** Supplied records **
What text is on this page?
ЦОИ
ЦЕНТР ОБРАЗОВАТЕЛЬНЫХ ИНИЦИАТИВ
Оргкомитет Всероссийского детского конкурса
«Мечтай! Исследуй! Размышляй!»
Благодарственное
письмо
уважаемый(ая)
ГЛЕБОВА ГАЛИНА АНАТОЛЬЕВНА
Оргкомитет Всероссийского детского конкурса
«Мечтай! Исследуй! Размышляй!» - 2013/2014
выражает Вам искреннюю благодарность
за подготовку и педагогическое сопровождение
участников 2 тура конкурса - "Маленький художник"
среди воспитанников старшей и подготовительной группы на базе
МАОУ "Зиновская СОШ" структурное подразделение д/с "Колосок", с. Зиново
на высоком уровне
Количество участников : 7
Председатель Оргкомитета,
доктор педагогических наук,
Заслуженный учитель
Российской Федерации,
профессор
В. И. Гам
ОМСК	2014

** What needs to be done **
Report the number of lines that contain "Исследуй", with no other words.

** Final result **
2